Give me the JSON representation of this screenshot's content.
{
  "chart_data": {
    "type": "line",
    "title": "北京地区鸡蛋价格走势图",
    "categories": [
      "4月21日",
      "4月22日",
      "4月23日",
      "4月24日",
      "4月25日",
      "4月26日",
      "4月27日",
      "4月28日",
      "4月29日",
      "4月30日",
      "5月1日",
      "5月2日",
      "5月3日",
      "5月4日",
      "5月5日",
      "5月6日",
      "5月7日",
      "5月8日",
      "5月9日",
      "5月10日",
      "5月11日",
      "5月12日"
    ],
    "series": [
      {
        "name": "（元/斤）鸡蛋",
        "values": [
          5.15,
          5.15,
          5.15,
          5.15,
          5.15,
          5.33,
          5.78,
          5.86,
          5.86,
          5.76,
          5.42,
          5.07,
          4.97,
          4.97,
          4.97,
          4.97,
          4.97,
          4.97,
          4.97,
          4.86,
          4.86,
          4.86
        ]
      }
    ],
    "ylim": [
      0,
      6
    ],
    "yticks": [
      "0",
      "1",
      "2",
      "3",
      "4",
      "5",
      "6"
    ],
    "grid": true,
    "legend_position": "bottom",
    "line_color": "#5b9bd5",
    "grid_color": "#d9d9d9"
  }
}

┄┄┄┄┄┄

Exercise goal:
Output all of the data again, exactly.

Task result:
Give me the JSON representation of this screenshot's content.
{
  "chart_data": {
    "type": "line",
    "title": "北京地区鸡蛋价格走势图",
    "categories": [
      "4月21日",
      "4月22日",
      "4月23日",
      "4月24日",
      "4月25日",
      "4月26日",
      "4月27日",
      "4月28日",
      "4月29日",
      "4月30日",
      "5月1日",
      "5月2日",
      "5月3日",
      "5月4日",
      "5月5日",
      "5月6日",
      "5月7日",
      "5月8日",
      "5月9日",
      "5月10日",
      "5月11日",
      "5月12日"
    ],
    "series": [
      {
        "name": "（元/斤）鸡蛋",
        "values": [
          5.15,
          5.15,
          5.15,
          5.15,
          5.15,
          5.33,
          5.78,
          5.86,
          5.86,
          5.76,
          5.42,
          5.07,
          4.97,
          4.97,
          4.97,
          4.97,
          4.97,
          4.97,
          4.97,
          4.86,
          4.86,
          4.86
        ]
      }
    ],
    "ylim": [
      0,
      6
    ],
    "yticks": [
      "0",
      "1",
      "2",
      "3",
      "4",
      "5",
      "6"
    ],
    "grid": true,
    "legend_position": "bottom",
    "line_color": "#5b9bd5",
    "grid_color": "#d9d9d9"
  }
}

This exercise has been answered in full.